▶ [TASK DESCRIPTION]:
All entries should be output exactly as they stand.

▶ [EXTRACTED MATERIAL]:
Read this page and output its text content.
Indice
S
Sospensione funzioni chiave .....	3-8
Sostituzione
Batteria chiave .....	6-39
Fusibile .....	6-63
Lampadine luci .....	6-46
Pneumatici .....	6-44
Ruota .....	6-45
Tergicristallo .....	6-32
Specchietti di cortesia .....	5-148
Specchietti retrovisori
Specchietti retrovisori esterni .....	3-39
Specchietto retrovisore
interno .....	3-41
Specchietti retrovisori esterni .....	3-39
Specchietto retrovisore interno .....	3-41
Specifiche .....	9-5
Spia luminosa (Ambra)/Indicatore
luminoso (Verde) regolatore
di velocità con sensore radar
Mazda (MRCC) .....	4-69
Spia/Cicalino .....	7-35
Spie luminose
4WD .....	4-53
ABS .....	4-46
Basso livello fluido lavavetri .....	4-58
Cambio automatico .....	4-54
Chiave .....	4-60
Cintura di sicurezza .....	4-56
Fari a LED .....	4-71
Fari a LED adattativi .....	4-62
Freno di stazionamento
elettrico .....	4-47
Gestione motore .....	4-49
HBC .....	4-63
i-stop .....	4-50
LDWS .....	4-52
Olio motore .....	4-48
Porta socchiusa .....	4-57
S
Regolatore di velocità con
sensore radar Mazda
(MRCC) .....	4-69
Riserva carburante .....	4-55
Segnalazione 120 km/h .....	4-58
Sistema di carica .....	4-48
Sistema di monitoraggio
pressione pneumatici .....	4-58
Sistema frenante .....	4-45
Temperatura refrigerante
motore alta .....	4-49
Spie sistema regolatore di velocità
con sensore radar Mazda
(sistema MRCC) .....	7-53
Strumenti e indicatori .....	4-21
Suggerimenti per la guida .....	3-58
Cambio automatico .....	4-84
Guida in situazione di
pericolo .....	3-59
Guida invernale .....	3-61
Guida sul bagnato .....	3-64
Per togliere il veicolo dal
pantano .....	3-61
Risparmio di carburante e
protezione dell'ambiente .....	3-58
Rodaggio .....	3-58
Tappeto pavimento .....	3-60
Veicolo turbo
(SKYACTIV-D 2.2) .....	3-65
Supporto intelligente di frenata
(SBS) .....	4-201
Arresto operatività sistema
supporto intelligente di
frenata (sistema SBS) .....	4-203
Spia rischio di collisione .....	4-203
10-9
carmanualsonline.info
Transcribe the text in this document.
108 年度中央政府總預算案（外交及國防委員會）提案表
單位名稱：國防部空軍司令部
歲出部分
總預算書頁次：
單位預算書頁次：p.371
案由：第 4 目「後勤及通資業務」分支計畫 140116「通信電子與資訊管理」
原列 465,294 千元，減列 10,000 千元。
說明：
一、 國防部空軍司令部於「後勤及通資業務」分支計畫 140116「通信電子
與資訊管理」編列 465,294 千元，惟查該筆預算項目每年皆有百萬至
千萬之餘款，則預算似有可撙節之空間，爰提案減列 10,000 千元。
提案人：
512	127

▶ [ANSWER BELOW]:
Read this page and output its text content.
Indice
S
Sospensione funzioni chiave .....	3-8
Sostituzione
Batteria chiave .....	6-39
Fusibile .....	6-63
Lampadine luci .....	6-46
Pneumatici .....	6-44
Ruota .....	6-45
Tergicristallo .....	6-32
Specchietti di cortesia .....	5-148
Specchietti retrovisori
Specchietti retrovisori esterni .....	3-39
Specchietto retrovisore
interno .....	3-41
Specchietti retrovisori esterni .....	3-39
Specchietto retrovisore interno .....	3-41
Specifiche .....	9-5
Spia luminosa (Ambra)/Indicatore
luminoso (Verde) regolatore
di velocità con sensore radar
Mazda (MRCC) .....	4-69
Spia/Cicalino .....	7-35
Spie luminose
4WD .....	4-53
ABS .....	4-46
Basso livello fluido lavavetri .....	4-58
Cambio automatico .....	4-54
Chiave .....	4-60
Cintura di sicurezza .....	4-56
Fari a LED .....	4-71
Fari a LED adattativi .....	4-62
Freno di stazionamento
elettrico .....	4-47
Gestione motore .....	4-49
HBC .....	4-63
i-stop .....	4-50
LDWS .....	4-52
Olio motore .....	4-48
Porta socchiusa .....	4-57
S
Regolatore di velocità con
sensore radar Mazda
(MRCC) .....	4-69
Riserva carburante .....	4-55
Segnalazione 120 km/h .....	4-58
Sistema di carica .....	4-48
Sistema di monitoraggio
pressione pneumatici .....	4-58
Sistema frenante .....	4-45
Temperatura refrigerante
motore alta .....	4-49
Spie sistema regolatore di velocità
con sensore radar Mazda
(sistema MRCC) .....	7-53
Strumenti e indicatori .....	4-21
Suggerimenti per la guida .....	3-58
Cambio automatico .....	4-84
Guida in situazione di
pericolo .....	3-59
Guida invernale .....	3-61
Guida sul bagnato .....	3-64
Per togliere il veicolo dal
pantano .....	3-61
Risparmio di carburante e
protezione dell'ambiente .....	3-58
Rodaggio .....	3-58
Tappeto pavimento .....	3-60
Veicolo turbo
(SKYACTIV-D 2.2) .....	3-65
Supporto intelligente di frenata
(SBS) .....	4-201
Arresto operatività sistema
supporto intelligente di
frenata (sistema SBS) .....	4-203
Spia rischio di collisione .....	4-203
10-9
carmanualsonline.info
Transcribe the text in this document.
108 年度中央政府總預算案（外交及國防委員會）提案表
單位名稱：國防部空軍司令部
歲出部分
總預算書頁次：
單位預算書頁次：p.371
案由：第 4 目「後勤及通資業務」分支計畫 140116「通信電子與資訊管理」
原列 465,294 千元，減列 10,000 千元。
說明：
一、 國防部空軍司令部於「後勤及通資業務」分支計畫 140116「通信電子
與資訊管理」編列 465,294 千元，惟查該筆預算項目每年皆有百萬至
千萬之餘款，則預算似有可撙節之空間，爰提案減列 10,000 千元。
提案人：
512	127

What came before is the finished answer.